TASK PROMPT: Copy each of the entries below faithfully, setting aside any pictures.

___

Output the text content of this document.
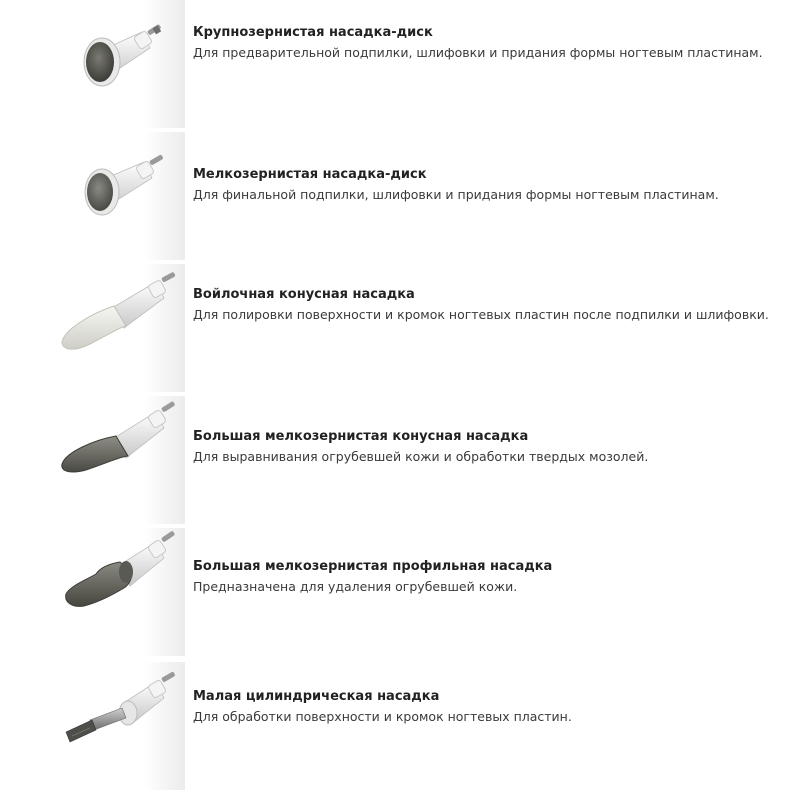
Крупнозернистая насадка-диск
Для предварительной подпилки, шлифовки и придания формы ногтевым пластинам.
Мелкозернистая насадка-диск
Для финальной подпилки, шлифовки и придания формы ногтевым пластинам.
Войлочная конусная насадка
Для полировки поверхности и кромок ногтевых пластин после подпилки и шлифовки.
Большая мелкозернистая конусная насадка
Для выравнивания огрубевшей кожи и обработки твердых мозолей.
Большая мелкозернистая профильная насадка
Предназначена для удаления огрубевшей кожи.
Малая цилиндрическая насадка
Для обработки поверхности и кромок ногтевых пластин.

___

RESULT OF THE EXERCISE:
Output the text content of this document.
Крупнозернистая насадка-диск
Для предварительной подпилки, шлифовки и придания формы ногтевым пластинам.
Мелкозернистая насадка-диск
Для финальной подпилки, шлифовки и придания формы ногтевым пластинам.
Войлочная конусная насадка
Для полировки поверхности и кромок ногтевых пластин после подпилки и шлифовки.
Большая мелкозернистая конусная насадка
Для выравнивания огрубевшей кожи и обработки твердых мозолей.
Большая мелкозернистая профильная насадка
Предназначена для удаления огрубевшей кожи.
Малая цилиндрическая насадка
Для обработки поверхности и кромок ногтевых пластин.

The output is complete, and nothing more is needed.